GOAL:
Quote the whole listing word for word, please.
───── SOURCE DATA ─────
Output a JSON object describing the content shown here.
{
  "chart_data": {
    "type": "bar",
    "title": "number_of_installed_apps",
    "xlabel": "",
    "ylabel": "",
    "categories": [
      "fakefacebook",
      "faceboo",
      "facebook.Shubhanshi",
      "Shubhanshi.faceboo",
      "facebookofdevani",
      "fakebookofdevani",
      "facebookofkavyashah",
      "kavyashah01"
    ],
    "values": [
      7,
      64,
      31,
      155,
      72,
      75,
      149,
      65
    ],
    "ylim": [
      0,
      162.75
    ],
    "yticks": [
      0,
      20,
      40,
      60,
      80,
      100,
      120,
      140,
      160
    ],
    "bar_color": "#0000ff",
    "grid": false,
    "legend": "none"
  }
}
─────
FULL SOLUTION:
Output a JSON object describing the content shown here.
{
  "chart_data": {
    "type": "bar",
    "title": "number_of_installed_apps",
    "xlabel": "",
    "ylabel": "",
    "categories": [
      "fakefacebook",
      "faceboo",
      "facebook.Shubhanshi",
      "Shubhanshi.faceboo",
      "facebookofdevani",
      "fakebookofdevani",
      "facebookofkavyashah",
      "kavyashah01"
    ],
    "values": [
      7,
      64,
      31,
      155,
      72,
      75,
      149,
      65
    ],
    "ylim": [
      0,
      162.75
    ],
    "yticks": [
      0,
      20,
      40,
      60,
      80,
      100,
      120,
      140,
      160
    ],
    "bar_color": "#0000ff",
    "grid": false,
    "legend": "none"
  }
}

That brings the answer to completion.